[START Exercise inputs]

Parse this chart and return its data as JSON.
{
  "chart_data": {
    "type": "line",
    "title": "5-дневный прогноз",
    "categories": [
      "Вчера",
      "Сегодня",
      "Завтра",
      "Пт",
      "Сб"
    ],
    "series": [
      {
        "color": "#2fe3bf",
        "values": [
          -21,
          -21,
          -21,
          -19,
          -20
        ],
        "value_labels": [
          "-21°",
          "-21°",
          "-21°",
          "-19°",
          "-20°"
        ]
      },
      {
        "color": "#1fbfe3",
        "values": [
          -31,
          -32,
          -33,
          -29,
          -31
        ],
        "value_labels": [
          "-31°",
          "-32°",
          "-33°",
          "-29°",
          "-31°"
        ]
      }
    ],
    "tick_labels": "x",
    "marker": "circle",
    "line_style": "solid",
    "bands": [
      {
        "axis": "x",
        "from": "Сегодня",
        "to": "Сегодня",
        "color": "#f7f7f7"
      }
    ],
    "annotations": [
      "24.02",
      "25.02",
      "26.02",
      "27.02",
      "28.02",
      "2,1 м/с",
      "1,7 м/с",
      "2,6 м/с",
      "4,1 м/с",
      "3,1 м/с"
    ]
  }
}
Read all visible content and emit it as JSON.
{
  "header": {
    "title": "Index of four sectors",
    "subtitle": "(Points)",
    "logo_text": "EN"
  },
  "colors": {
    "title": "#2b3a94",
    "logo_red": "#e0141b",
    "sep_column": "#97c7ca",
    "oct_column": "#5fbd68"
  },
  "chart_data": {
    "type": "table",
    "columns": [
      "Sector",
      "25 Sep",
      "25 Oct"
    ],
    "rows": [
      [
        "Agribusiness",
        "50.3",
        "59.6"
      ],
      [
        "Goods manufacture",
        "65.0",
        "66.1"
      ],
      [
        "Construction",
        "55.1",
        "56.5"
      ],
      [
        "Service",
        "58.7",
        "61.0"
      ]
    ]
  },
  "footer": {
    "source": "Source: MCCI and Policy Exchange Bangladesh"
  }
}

[END Exercise inputs]

- Task directions
All of the entries need to be reproduced exactly; please write them out.

- Answer for this exercise
Parse this chart and return its data as JSON.
{
  "chart_data": {
    "type": "line",
    "title": "5-дневный прогноз",
    "categories": [
      "Вчера",
      "Сегодня",
      "Завтра",
      "Пт",
      "Сб"
    ],
    "series": [
      {
        "color": "#2fe3bf",
        "values": [
          -21,
          -21,
          -21,
          -19,
          -20
        ],
        "value_labels": [
          "-21°",
          "-21°",
          "-21°",
          "-19°",
          "-20°"
        ]
      },
      {
        "color": "#1fbfe3",
        "values": [
          -31,
          -32,
          -33,
          -29,
          -31
        ],
        "value_labels": [
          "-31°",
          "-32°",
          "-33°",
          "-29°",
          "-31°"
        ]
      }
    ],
    "tick_labels": "x",
    "marker": "circle",
    "line_style": "solid",
    "bands": [
      {
        "axis": "x",
        "from": "Сегодня",
        "to": "Сегодня",
        "color": "#f7f7f7"
      }
    ],
    "annotations": [
      "24.02",
      "25.02",
      "26.02",
      "27.02",
      "28.02",
      "2,1 м/с",
      "1,7 м/с",
      "2,6 м/с",
      "4,1 м/с",
      "3,1 м/с"
    ]
  }
}
Read all visible content and emit it as JSON.
{
  "header": {
    "title": "Index of four sectors",
    "subtitle": "(Points)",
    "logo_text": "EN"
  },
  "colors": {
    "title": "#2b3a94",
    "logo_red": "#e0141b",
    "sep_column": "#97c7ca",
    "oct_column": "#5fbd68"
  },
  "chart_data": {
    "type": "table",
    "columns": [
      "Sector",
      "25 Sep",
      "25 Oct"
    ],
    "rows": [
      [
        "Agribusiness",
        "50.3",
        "59.6"
      ],
      [
        "Goods manufacture",
        "65.0",
        "66.1"
      ],
      [
        "Construction",
        "55.1",
        "56.5"
      ],
      [
        "Service",
        "58.7",
        "61.0"
      ]
    ]
  },
  "footer": {
    "source": "Source: MCCI and Policy Exchange Bangladesh"
  }
}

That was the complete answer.